● **Exercise**: Repeat the material verbatim. Images are excluded from the copy.

● **Information given**:
++++++++++++++++++++
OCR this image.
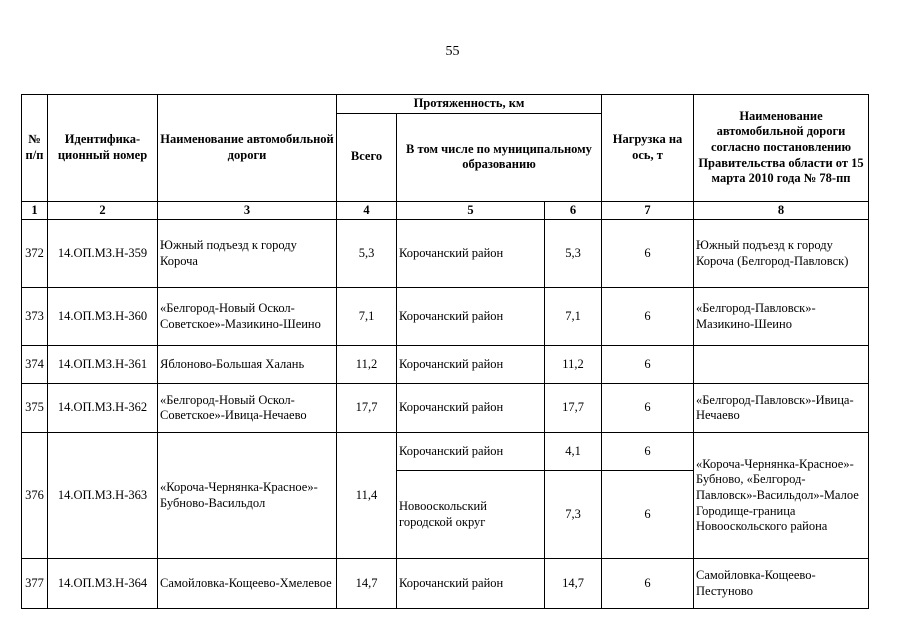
55
№ п/п	Идентифика-ционный номер	Наименование автомобильной дороги	Протяженность, км			Нагрузка на ось, т	Наименование автомобильной дороги согласно постановлению Правительства области от 15 марта 2010 года № 78-пп
			Всего	В том числе по муниципальному образованию			
1	2	3	4	5	6	7	8
372	14.ОП.МЗ.Н-359	Южный подъезд к городу Короча	5,3	Корочанский район	5,3	6	Южный подъезд к городу Короча (Белгород-Павловск)
373	14.ОП.МЗ.Н-360	«Белгород-Новый Оскол-Советское»-Мазикино-Шеино	7,1	Корочанский район	7,1	6	«Белгород-Павловск»-Мазикино-Шеино
374	14.ОП.МЗ.Н-361	Яблоново-Большая Халань	11,2	Корочанский район	11,2	6	
375	14.ОП.МЗ.Н-362	«Белгород-Новый Оскол-Советское»-Ивица-Нечаево	17,7	Корочанский район	17,7	6	«Белгород-Павловск»-Ивица-Нечаево
376	14.ОП.МЗ.Н-363	«Короча-Чернянка-Красное»-Бубново-Васильдол	11,4	Корочанский район	4,1	6	«Короча-Чернянка-Красное»-Бубново, «Белгород-Павловск»-Васильдол»-Малое Городище-граница Новооскольского района
				Новооскольский городской округ	7,3	6	
377	14.ОП.МЗ.Н-364	Самойловка-Кощеево-Хмелевое	14,7	Корочанский район	14,7	6	Самойловка-Кощеево-Пестуново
++++++++++++++++++++
● **Answer for the task**:
OCR this image.
55
№ п/п	Идентифика-ционный номер	Наименование автомобильной дороги	Протяженность, км			Нагрузка на ось, т	Наименование автомобильной дороги согласно постановлению Правительства области от 15 марта 2010 года № 78-пп
			Всего	В том числе по муниципальному образованию			
1	2	3	4	5	6	7	8
372	14.ОП.МЗ.Н-359	Южный подъезд к городу Короча	5,3	Корочанский район	5,3	6	Южный подъезд к городу Короча (Белгород-Павловск)
373	14.ОП.МЗ.Н-360	«Белгород-Новый Оскол-Советское»-Мазикино-Шеино	7,1	Корочанский район	7,1	6	«Белгород-Павловск»-Мазикино-Шеино
374	14.ОП.МЗ.Н-361	Яблоново-Большая Халань	11,2	Корочанский район	11,2	6	
375	14.ОП.МЗ.Н-362	«Белгород-Новый Оскол-Советское»-Ивица-Нечаево	17,7	Корочанский район	17,7	6	«Белгород-Павловск»-Ивица-Нечаево
376	14.ОП.МЗ.Н-363	«Короча-Чернянка-Красное»-Бубново-Васильдол	11,4	Корочанский район	4,1	6	«Короча-Чернянка-Красное»-Бубново, «Белгород-Павловск»-Васильдол»-Малое Городище-граница Новооскольского района
				Новооскольский городской округ	7,3	6	
377	14.ОП.МЗ.Н-364	Самойловка-Кощеево-Хмелевое	14,7	Корочанский район	14,7	6	Самойловка-Кощеево-Пестуново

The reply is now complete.